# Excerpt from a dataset
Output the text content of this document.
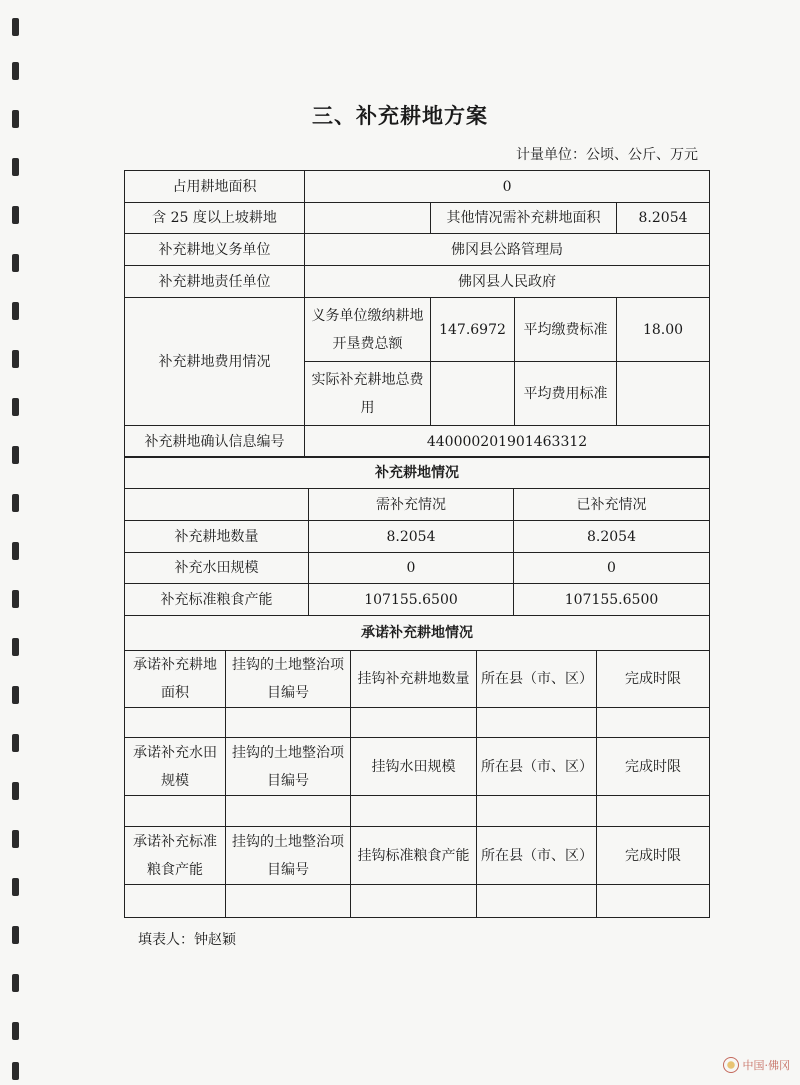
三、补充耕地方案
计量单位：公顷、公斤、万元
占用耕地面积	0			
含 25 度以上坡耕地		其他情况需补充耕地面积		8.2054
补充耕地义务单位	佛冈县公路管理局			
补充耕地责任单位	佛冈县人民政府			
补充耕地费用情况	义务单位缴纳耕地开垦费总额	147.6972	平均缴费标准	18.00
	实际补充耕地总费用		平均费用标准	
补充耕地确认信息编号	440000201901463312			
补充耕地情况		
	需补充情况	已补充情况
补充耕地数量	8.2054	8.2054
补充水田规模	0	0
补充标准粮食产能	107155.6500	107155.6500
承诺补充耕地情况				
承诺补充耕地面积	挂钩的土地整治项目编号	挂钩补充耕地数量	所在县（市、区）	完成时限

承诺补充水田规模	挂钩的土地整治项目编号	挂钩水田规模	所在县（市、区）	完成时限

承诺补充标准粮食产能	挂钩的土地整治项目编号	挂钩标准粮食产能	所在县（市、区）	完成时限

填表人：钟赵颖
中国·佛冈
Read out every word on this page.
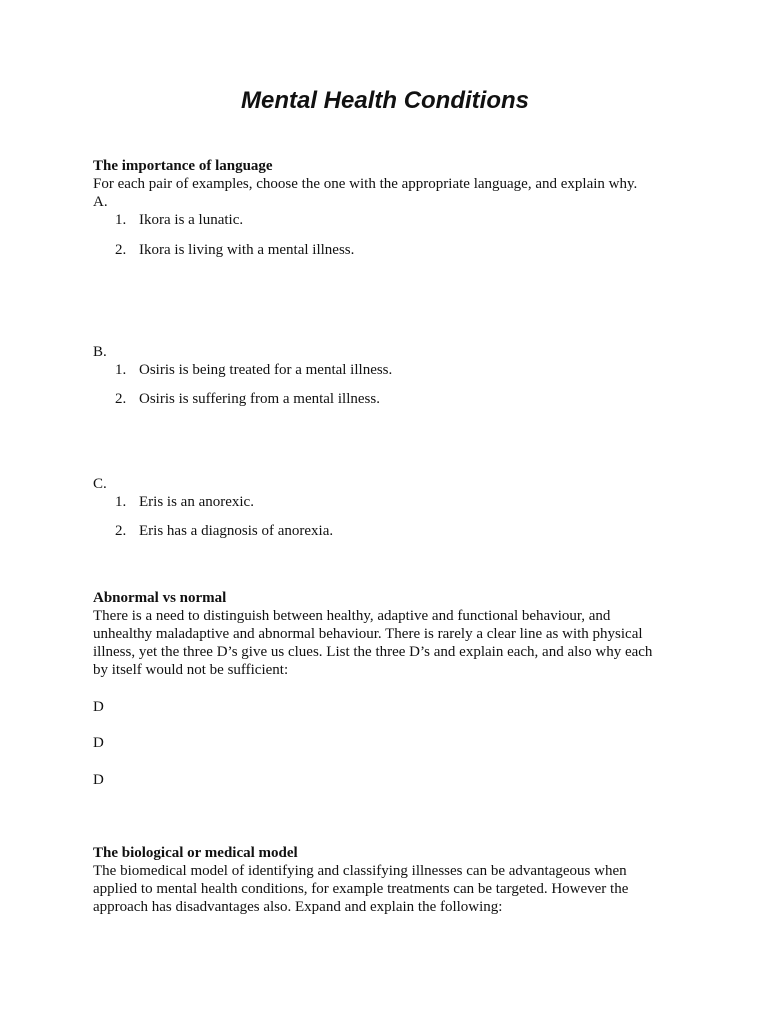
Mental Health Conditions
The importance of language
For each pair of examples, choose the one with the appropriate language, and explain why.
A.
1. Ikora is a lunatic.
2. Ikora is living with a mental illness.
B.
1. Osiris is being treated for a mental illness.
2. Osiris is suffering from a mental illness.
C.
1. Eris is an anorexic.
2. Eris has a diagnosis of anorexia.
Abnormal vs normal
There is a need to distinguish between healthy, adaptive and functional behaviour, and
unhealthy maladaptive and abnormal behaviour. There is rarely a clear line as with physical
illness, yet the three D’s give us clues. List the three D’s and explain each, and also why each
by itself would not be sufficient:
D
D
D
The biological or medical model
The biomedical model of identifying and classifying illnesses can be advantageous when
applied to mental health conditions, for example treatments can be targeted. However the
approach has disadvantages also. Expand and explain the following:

---

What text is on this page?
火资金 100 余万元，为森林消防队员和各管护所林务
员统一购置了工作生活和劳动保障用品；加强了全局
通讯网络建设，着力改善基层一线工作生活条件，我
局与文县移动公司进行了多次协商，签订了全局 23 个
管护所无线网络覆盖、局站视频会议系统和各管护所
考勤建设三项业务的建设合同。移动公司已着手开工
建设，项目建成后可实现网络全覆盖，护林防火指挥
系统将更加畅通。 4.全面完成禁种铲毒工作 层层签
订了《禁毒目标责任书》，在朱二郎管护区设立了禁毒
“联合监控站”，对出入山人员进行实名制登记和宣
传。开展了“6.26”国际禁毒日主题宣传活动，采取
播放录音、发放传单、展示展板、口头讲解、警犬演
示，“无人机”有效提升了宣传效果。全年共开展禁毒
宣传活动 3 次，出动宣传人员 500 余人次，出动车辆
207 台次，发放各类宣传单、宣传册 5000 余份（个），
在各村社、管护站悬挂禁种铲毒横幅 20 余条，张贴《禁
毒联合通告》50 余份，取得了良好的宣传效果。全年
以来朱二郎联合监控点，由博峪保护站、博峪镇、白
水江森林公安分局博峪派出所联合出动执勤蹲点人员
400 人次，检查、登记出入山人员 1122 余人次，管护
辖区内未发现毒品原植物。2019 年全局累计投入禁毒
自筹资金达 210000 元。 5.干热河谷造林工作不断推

==

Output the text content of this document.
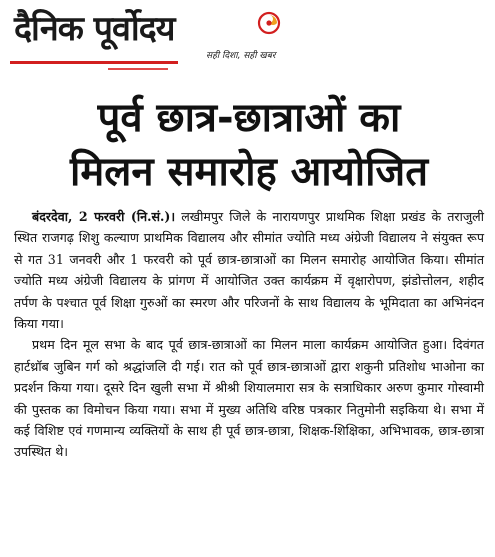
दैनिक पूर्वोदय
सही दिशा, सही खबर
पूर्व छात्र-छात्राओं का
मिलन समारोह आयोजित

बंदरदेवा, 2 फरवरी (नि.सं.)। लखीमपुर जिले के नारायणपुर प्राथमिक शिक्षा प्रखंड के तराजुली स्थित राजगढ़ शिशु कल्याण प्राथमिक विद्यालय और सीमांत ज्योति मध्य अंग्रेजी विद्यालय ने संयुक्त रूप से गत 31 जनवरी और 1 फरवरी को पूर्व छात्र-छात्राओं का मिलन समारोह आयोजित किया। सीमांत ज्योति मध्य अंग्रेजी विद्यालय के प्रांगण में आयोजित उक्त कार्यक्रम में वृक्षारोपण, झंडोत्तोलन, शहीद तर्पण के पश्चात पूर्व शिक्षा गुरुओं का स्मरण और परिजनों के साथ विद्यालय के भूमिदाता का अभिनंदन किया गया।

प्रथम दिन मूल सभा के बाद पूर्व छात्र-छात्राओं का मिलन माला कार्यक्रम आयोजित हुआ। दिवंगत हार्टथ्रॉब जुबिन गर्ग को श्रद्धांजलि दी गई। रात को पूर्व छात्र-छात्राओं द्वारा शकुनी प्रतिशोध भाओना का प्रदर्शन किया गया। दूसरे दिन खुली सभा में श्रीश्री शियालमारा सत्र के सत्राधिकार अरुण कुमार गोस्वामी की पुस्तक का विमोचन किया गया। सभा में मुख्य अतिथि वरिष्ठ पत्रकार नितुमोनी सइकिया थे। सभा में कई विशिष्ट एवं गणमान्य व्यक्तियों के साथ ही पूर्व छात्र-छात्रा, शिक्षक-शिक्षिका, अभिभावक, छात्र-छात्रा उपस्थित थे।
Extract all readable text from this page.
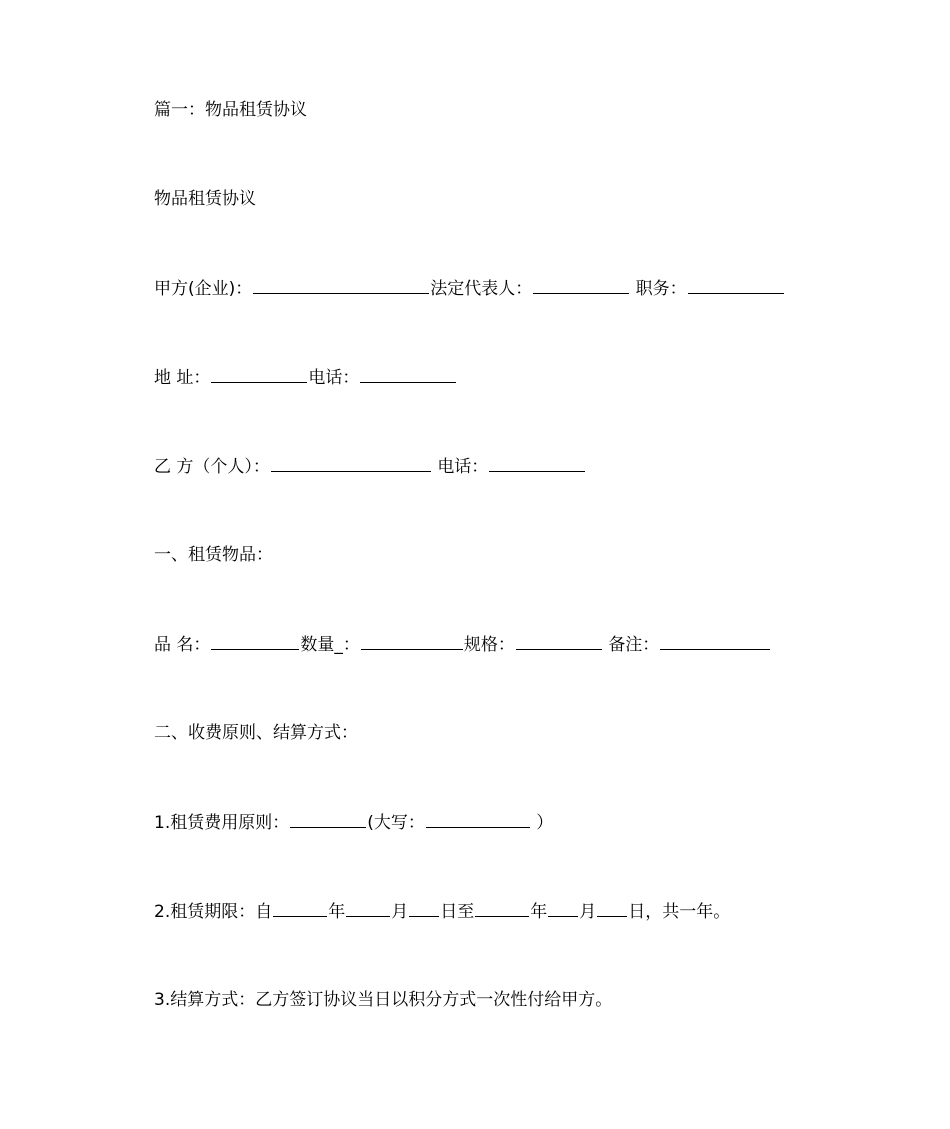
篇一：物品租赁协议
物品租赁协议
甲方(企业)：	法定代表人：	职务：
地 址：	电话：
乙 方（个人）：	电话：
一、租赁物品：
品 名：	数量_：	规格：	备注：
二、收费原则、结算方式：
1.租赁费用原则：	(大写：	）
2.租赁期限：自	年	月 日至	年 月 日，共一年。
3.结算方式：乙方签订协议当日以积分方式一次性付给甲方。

# DIRECTIONS
Where a line contains "text", copy that line.

# PROBLEM SOLUTION
Output the text content of this document.
What text is on this page?
Output the text content of this document.
Extract all readable text from this page.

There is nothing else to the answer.